[Required task] Copy the full set of lines exactly as given.

************

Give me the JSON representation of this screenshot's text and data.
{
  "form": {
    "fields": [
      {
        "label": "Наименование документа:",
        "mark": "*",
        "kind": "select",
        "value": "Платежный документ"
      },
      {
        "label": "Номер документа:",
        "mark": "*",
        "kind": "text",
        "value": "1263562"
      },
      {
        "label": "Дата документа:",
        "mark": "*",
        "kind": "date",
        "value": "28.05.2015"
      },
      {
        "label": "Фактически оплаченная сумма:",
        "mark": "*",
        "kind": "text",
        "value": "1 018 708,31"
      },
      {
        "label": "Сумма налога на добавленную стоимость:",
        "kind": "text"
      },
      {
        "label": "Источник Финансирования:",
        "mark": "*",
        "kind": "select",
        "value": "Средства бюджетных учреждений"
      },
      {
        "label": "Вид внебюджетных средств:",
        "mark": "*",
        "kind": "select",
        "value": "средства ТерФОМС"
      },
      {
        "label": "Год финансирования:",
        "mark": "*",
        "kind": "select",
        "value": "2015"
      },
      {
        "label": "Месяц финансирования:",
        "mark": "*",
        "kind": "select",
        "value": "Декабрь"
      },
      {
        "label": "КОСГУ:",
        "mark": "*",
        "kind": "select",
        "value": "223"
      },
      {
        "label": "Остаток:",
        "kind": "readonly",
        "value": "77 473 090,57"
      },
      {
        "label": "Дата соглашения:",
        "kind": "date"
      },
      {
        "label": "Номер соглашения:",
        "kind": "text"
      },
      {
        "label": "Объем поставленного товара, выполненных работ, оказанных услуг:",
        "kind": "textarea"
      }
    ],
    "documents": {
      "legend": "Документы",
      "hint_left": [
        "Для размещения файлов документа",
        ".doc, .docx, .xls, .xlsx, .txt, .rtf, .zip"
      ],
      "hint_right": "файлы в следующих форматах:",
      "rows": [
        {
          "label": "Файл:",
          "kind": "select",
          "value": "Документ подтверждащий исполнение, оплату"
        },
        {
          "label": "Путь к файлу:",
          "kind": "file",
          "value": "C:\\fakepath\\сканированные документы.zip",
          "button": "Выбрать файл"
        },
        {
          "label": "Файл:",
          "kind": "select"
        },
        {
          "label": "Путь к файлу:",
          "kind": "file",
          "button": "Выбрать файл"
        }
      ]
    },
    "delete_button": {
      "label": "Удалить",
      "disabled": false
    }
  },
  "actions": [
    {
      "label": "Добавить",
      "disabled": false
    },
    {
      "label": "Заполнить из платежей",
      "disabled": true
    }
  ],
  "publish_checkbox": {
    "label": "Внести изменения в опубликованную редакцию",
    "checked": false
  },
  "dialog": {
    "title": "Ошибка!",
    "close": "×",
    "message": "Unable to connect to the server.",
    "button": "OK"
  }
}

************

[Task result]
Give me the JSON representation of this screenshot's text and data.
{
  "form": {
    "fields": [
      {
        "label": "Наименование документа:",
        "mark": "*",
        "kind": "select",
        "value": "Платежный документ"
      },
      {
        "label": "Номер документа:",
        "mark": "*",
        "kind": "text",
        "value": "1263562"
      },
      {
        "label": "Дата документа:",
        "mark": "*",
        "kind": "date",
        "value": "28.05.2015"
      },
      {
        "label": "Фактически оплаченная сумма:",
        "mark": "*",
        "kind": "text",
        "value": "1 018 708,31"
      },
      {
        "label": "Сумма налога на добавленную стоимость:",
        "kind": "text"
      },
      {
        "label": "Источник Финансирования:",
        "mark": "*",
        "kind": "select",
        "value": "Средства бюджетных учреждений"
      },
      {
        "label": "Вид внебюджетных средств:",
        "mark": "*",
        "kind": "select",
        "value": "средства ТерФОМС"
      },
      {
        "label": "Год финансирования:",
        "mark": "*",
        "kind": "select",
        "value": "2015"
      },
      {
        "label": "Месяц финансирования:",
        "mark": "*",
        "kind": "select",
        "value": "Декабрь"
      },
      {
        "label": "КОСГУ:",
        "mark": "*",
        "kind": "select",
        "value": "223"
      },
      {
        "label": "Остаток:",
        "kind": "readonly",
        "value": "77 473 090,57"
      },
      {
        "label": "Дата соглашения:",
        "kind": "date"
      },
      {
        "label": "Номер соглашения:",
        "kind": "text"
      },
      {
        "label": "Объем поставленного товара, выполненных работ, оказанных услуг:",
        "kind": "textarea"
      }
    ],
    "documents": {
      "legend": "Документы",
      "hint_left": [
        "Для размещения файлов документа",
        ".doc, .docx, .xls, .xlsx, .txt, .rtf, .zip"
      ],
      "hint_right": "файлы в следующих форматах:",
      "rows": [
        {
          "label": "Файл:",
          "kind": "select",
          "value": "Документ подтверждащий исполнение, оплату"
        },
        {
          "label": "Путь к файлу:",
          "kind": "file",
          "value": "C:\\fakepath\\сканированные документы.zip",
          "button": "Выбрать файл"
        },
        {
          "label": "Файл:",
          "kind": "select"
        },
        {
          "label": "Путь к файлу:",
          "kind": "file",
          "button": "Выбрать файл"
        }
      ]
    },
    "delete_button": {
      "label": "Удалить",
      "disabled": false
    }
  },
  "actions": [
    {
      "label": "Добавить",
      "disabled": false
    },
    {
      "label": "Заполнить из платежей",
      "disabled": true
    }
  ],
  "publish_checkbox": {
    "label": "Внести изменения в опубликованную редакцию",
    "checked": false
  },
  "dialog": {
    "title": "Ошибка!",
    "close": "×",
    "message": "Unable to connect to the server.",
    "button": "OK"
  }
}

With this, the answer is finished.